> **INSTRUCTIONS TO FOLLOW**
In this exercise, return the whole listing exactly, excluding any images.

--- Start of RECORD LIST ---

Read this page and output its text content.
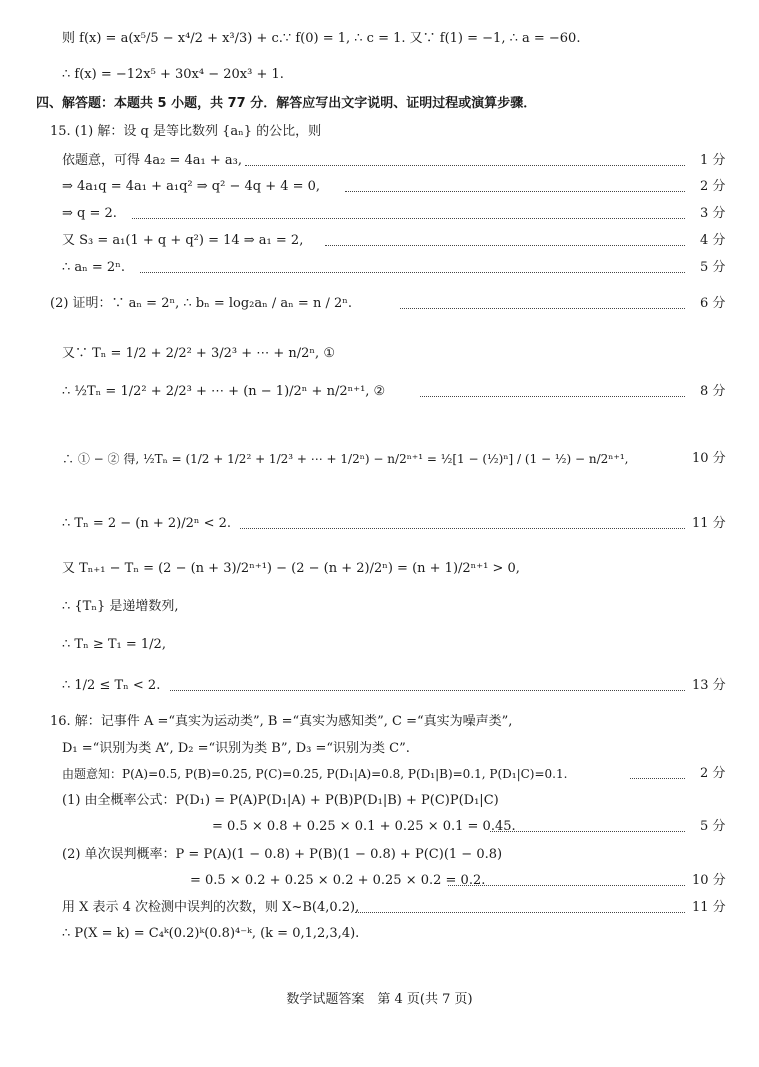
则 f(x) = a(x⁵/5 − x⁴/2 + x³/3) + c.∵ f(0) = 1, ∴ c = 1. 又∵ f(1) = −1, ∴ a = −60.
∴ f(x) = −12x⁵ + 30x⁴ − 20x³ + 1.
四、解答题：本题共 5 小题，共 77 分．解答应写出文字说明、证明过程或演算步骤．
15. (1) 解：设 q 是等比数列 {aₙ} 的公比，则
依题意，可得 4a₂ = 4a₁ + a₃,	1 分
⇒ 4a₁q = 4a₁ + a₁q² ⇒ q² − 4q + 4 = 0,	2 分
⇒ q = 2.	3 分
又 S₃ = a₁(1 + q + q²) = 14 ⇒ a₁ = 2,	4 分
∴ aₙ = 2ⁿ.	5 分
(2) 证明：∵ aₙ = 2ⁿ, ∴ bₙ = log₂aₙ / aₙ = n / 2ⁿ.	6 分
又∵ Tₙ = 1/2 + 2/2² + 3/2³ + ⋯ + n/2ⁿ, ①
∴ ½Tₙ = 1/2² + 2/2³ + ⋯ + (n − 1)/2ⁿ + n/2ⁿ⁺¹, ②	8 分
∴ ① − ② 得, ½Tₙ = (1/2 + 1/2² + 1/2³ + ⋯ + 1/2ⁿ) − n/2ⁿ⁺¹ = ½[1 − (½)ⁿ] / (1 − ½) − n/2ⁿ⁺¹,	10 分
∴ Tₙ = 2 − (n + 2)/2ⁿ < 2.	11 分
又 Tₙ₊₁ − Tₙ = (2 − (n + 3)/2ⁿ⁺¹) − (2 − (n + 2)/2ⁿ) = (n + 1)/2ⁿ⁺¹ > 0,
∴ {Tₙ} 是递增数列,
∴ Tₙ ≥ T₁ = 1/2,
∴ 1/2 ≤ Tₙ < 2.	13 分
16. 解：记事件 A =“真实为运动类”, B =“真实为感知类”, C =“真实为噪声类”,
D₁ =“识别为类 A”, D₂ =“识别为类 B”, D₃ =“识别为类 C”.
由题意知：P(A)=0.5, P(B)=0.25, P(C)=0.25, P(D₁|A)=0.8, P(D₁|B)=0.1, P(D₁|C)=0.1.	2 分
(1) 由全概率公式：P(D₁) = P(A)P(D₁|A) + P(B)P(D₁|B) + P(C)P(D₁|C)
= 0.5 × 0.8 + 0.25 × 0.1 + 0.25 × 0.1 = 0.45.	5 分
(2) 单次误判概率：P = P(A)(1 − 0.8) + P(B)(1 − 0.8) + P(C)(1 − 0.8)
= 0.5 × 0.2 + 0.25 × 0.2 + 0.25 × 0.2 = 0.2.	10 分
用 X 表示 4 次检测中误判的次数，则 X~B(4,0.2),	11 分
∴ P(X = k) = C₄ᵏ(0.2)ᵏ(0.8)⁴⁻ᵏ, (k = 0,1,2,3,4).
数学试题答案　第 4 页(共 7 页)
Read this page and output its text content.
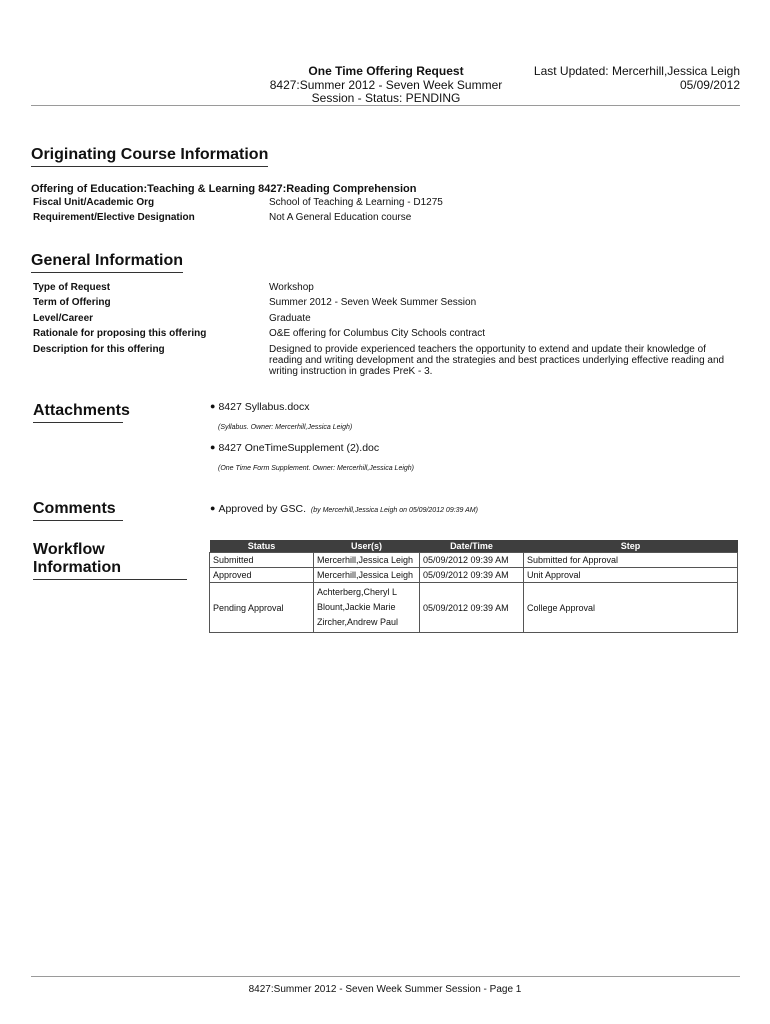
One Time Offering Request
8427:Summer 2012 - Seven Week Summer
Session - Status: PENDING
Last Updated: Mercerhill,Jessica Leigh
05/09/2012
Originating Course Information
Offering of Education:Teaching & Learning 8427:Reading Comprehension
Fiscal Unit/Academic Org	School of Teaching & Learning - D1275
Requirement/Elective Designation	Not A General Education course
General Information
Type of Request	Workshop
Term of Offering	Summer 2012 - Seven Week Summer Session
Level/Career	Graduate
Rationale for proposing this offering	O&E offering for Columbus City Schools contract
Description for this offering	Designed to provide experienced teachers the opportunity to extend and update their knowledge of reading and writing development and the strategies and best practices underlying effective reading and writing instruction in grades PreK - 3.
Attachments	● 8427 Syllabus.docx
(Syllabus. Owner: Mercerhill,Jessica Leigh)
● 8427 OneTimeSupplement (2).doc
(One Time Form Supplement. Owner: Mercerhill,Jessica Leigh)
Comments	● Approved by GSC. (by Mercerhill,Jessica Leigh on 05/09/2012 09:39 AM)
Workflow Information
Status	User(s)	Date/Time	Step
Submitted	Mercerhill,Jessica Leigh	05/09/2012 09:39 AM	Submitted for Approval
Approved	Mercerhill,Jessica Leigh	05/09/2012 09:39 AM	Unit Approval
Pending Approval	Achterberg,Cheryl L
Blount,Jackie Marie
Zircher,Andrew Paul	05/09/2012 09:39 AM	College Approval
8427:Summer 2012 - Seven Week Summer Session - Page 1
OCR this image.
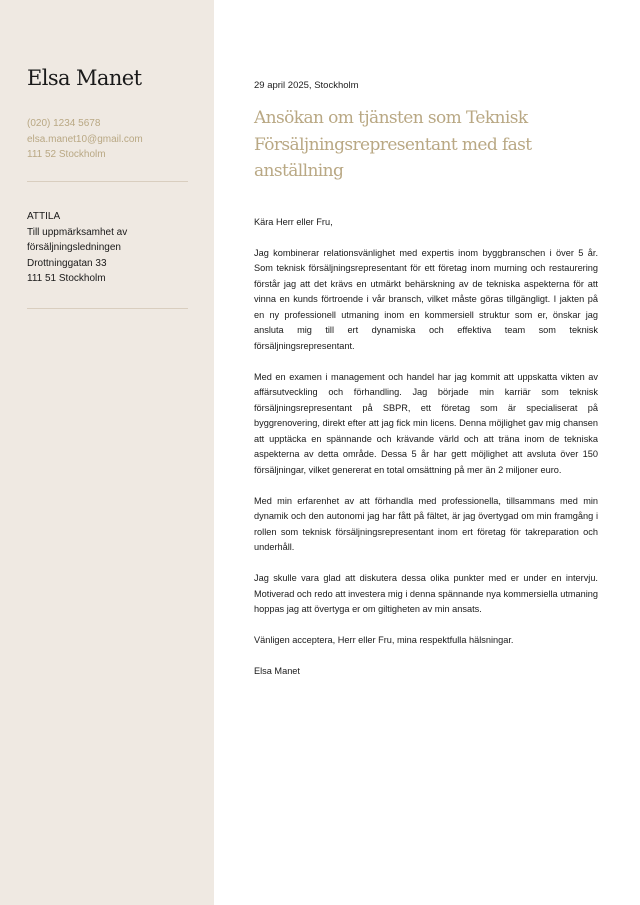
Elsa Manet
(020) 1234 5678
elsa.manet10@gmail.com
111 52 Stockholm
ATTILA
Till uppmärksamhet av
försäljningsledningen
Drottninggatan 33
111 51 Stockholm
29 april 2025, Stockholm
Ansökan om tjänsten som Teknisk Försäljningsrepresentant med fast anställning

Kära Herr eller Fru,

Jag kombinerar relationsvänlighet med expertis inom byggbranschen i över 5 år. Som teknisk försäljningsrepresentant för ett företag inom murning och restaurering förstår jag att det krävs en utmärkt behärskning av de tekniska aspekterna för att vinna en kunds förtroende i vår bransch, vilket måste göras tillgängligt. I jakten på en ny professionell utmaning inom en kommersiell struktur som er, önskar jag ansluta mig till ert dynamiska och effektiva team som teknisk försäljningsrepresentant.

Med en examen i management och handel har jag kommit att uppskatta vikten av affärsutveckling och förhandling. Jag började min karriär som teknisk försäljningsrepresentant på SBPR, ett företag som är specialiserat på byggrenovering, direkt efter att jag fick min licens. Denna möjlighet gav mig chansen att upptäcka en spännande och krävande värld och att träna inom de tekniska aspekterna av detta område. Dessa 5 år har gett möjlighet att avsluta över 150 försäljningar, vilket genererat en total omsättning på mer än 2 miljoner euro.

Med min erfarenhet av att förhandla med professionella, tillsammans med min dynamik och den autonomi jag har fått på fältet, är jag övertygad om min framgång i rollen som teknisk försäljningsrepresentant inom ert företag för takreparation och underhåll.

Jag skulle vara glad att diskutera dessa olika punkter med er under en intervju. Motiverad och redo att investera mig i denna spännande nya kommersiella utmaning hoppas jag att övertyga er om giltigheten av min ansats.

Vänligen acceptera, Herr eller Fru, mina respektfulla hälsningar.

Elsa Manet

--- End of RECORD LIST ---

> **OUTPUT OF THE EXERCISE**
Read this page and output its text content.
则 f(x) = a(x⁵/5 − x⁴/2 + x³/3) + c.∵ f(0) = 1, ∴ c = 1. 又∵ f(1) = −1, ∴ a = −60.
∴ f(x) = −12x⁵ + 30x⁴ − 20x³ + 1.
四、解答题：本题共 5 小题，共 77 分．解答应写出文字说明、证明过程或演算步骤．
15. (1) 解：设 q 是等比数列 {aₙ} 的公比，则
依题意，可得 4a₂ = 4a₁ + a₃,	1 分
⇒ 4a₁q = 4a₁ + a₁q² ⇒ q² − 4q + 4 = 0,	2 分
⇒ q = 2.	3 分
又 S₃ = a₁(1 + q + q²) = 14 ⇒ a₁ = 2,	4 分
∴ aₙ = 2ⁿ.	5 分
(2) 证明：∵ aₙ = 2ⁿ, ∴ bₙ = log₂aₙ / aₙ = n / 2ⁿ.	6 分
又∵ Tₙ = 1/2 + 2/2² + 3/2³ + ⋯ + n/2ⁿ, ①
∴ ½Tₙ = 1/2² + 2/2³ + ⋯ + (n − 1)/2ⁿ + n/2ⁿ⁺¹, ②	8 分
∴ ① − ② 得, ½Tₙ = (1/2 + 1/2² + 1/2³ + ⋯ + 1/2ⁿ) − n/2ⁿ⁺¹ = ½[1 − (½)ⁿ] / (1 − ½) − n/2ⁿ⁺¹,	10 分
∴ Tₙ = 2 − (n + 2)/2ⁿ < 2.	11 分
又 Tₙ₊₁ − Tₙ = (2 − (n + 3)/2ⁿ⁺¹) − (2 − (n + 2)/2ⁿ) = (n + 1)/2ⁿ⁺¹ > 0,
∴ {Tₙ} 是递增数列,
∴ Tₙ ≥ T₁ = 1/2,
∴ 1/2 ≤ Tₙ < 2.	13 分
16. 解：记事件 A =“真实为运动类”, B =“真实为感知类”, C =“真实为噪声类”,
D₁ =“识别为类 A”, D₂ =“识别为类 B”, D₃ =“识别为类 C”.
由题意知：P(A)=0.5, P(B)=0.25, P(C)=0.25, P(D₁|A)=0.8, P(D₁|B)=0.1, P(D₁|C)=0.1.	2 分
(1) 由全概率公式：P(D₁) = P(A)P(D₁|A) + P(B)P(D₁|B) + P(C)P(D₁|C)
= 0.5 × 0.8 + 0.25 × 0.1 + 0.25 × 0.1 = 0.45.	5 分
(2) 单次误判概率：P = P(A)(1 − 0.8) + P(B)(1 − 0.8) + P(C)(1 − 0.8)
= 0.5 × 0.2 + 0.25 × 0.2 + 0.25 × 0.2 = 0.2.	10 分
用 X 表示 4 次检测中误判的次数，则 X~B(4,0.2),	11 分
∴ P(X = k) = C₄ᵏ(0.2)ᵏ(0.8)⁴⁻ᵏ, (k = 0,1,2,3,4).
数学试题答案　第 4 页(共 7 页)
Read this page and output its text content.
One Time Offering Request
8427:Summer 2012 - Seven Week Summer
Session - Status: PENDING
Last Updated: Mercerhill,Jessica Leigh
05/09/2012
Originating Course Information
Offering of Education:Teaching & Learning 8427:Reading Comprehension
Fiscal Unit/Academic Org	School of Teaching & Learning - D1275
Requirement/Elective Designation	Not A General Education course
General Information
Type of Request	Workshop
Term of Offering	Summer 2012 - Seven Week Summer Session
Level/Career	Graduate
Rationale for proposing this offering	O&E offering for Columbus City Schools contract
Description for this offering	Designed to provide experienced teachers the opportunity to extend and update their knowledge of reading and writing development and the strategies and best practices underlying effective reading and writing instruction in grades PreK - 3.
Attachments	● 8427 Syllabus.docx
(Syllabus. Owner: Mercerhill,Jessica Leigh)
● 8427 OneTimeSupplement (2).doc
(One Time Form Supplement. Owner: Mercerhill,Jessica Leigh)
Comments	● Approved by GSC. (by Mercerhill,Jessica Leigh on 05/09/2012 09:39 AM)
Workflow Information
Status	User(s)	Date/Time	Step
Submitted	Mercerhill,Jessica Leigh	05/09/2012 09:39 AM	Submitted for Approval
Approved	Mercerhill,Jessica Leigh	05/09/2012 09:39 AM	Unit Approval
Pending Approval	Achterberg,Cheryl L
Blount,Jackie Marie
Zircher,Andrew Paul	05/09/2012 09:39 AM	College Approval
8427:Summer 2012 - Seven Week Summer Session - Page 1
OCR this image.
Elsa Manet
(020) 1234 5678
elsa.manet10@gmail.com
111 52 Stockholm
ATTILA
Till uppmärksamhet av
försäljningsledningen
Drottninggatan 33
111 51 Stockholm
29 april 2025, Stockholm
Ansökan om tjänsten som Teknisk Försäljningsrepresentant med fast anställning

Kära Herr eller Fru,

Jag kombinerar relationsvänlighet med expertis inom byggbranschen i över 5 år. Som teknisk försäljningsrepresentant för ett företag inom murning och restaurering förstår jag att det krävs en utmärkt behärskning av de tekniska aspekterna för att vinna en kunds förtroende i vår bransch, vilket måste göras tillgängligt. I jakten på en ny professionell utmaning inom en kommersiell struktur som er, önskar jag ansluta mig till ert dynamiska och effektiva team som teknisk försäljningsrepresentant.

Med en examen i management och handel har jag kommit att uppskatta vikten av affärsutveckling och förhandling. Jag började min karriär som teknisk försäljningsrepresentant på SBPR, ett företag som är specialiserat på byggrenovering, direkt efter att jag fick min licens. Denna möjlighet gav mig chansen att upptäcka en spännande och krävande värld och att träna inom de tekniska aspekterna av detta område. Dessa 5 år har gett möjlighet att avsluta över 150 försäljningar, vilket genererat en total omsättning på mer än 2 miljoner euro.

Med min erfarenhet av att förhandla med professionella, tillsammans med min dynamik och den autonomi jag har fått på fältet, är jag övertygad om min framgång i rollen som teknisk försäljningsrepresentant inom ert företag för takreparation och underhåll.

Jag skulle vara glad att diskutera dessa olika punkter med er under en intervju. Motiverad och redo att investera mig i denna spännande nya kommersiella utmaning hoppas jag att övertyga er om giltigheten av min ansats.

Vänligen acceptera, Herr eller Fru, mina respektfulla hälsningar.

Elsa Manet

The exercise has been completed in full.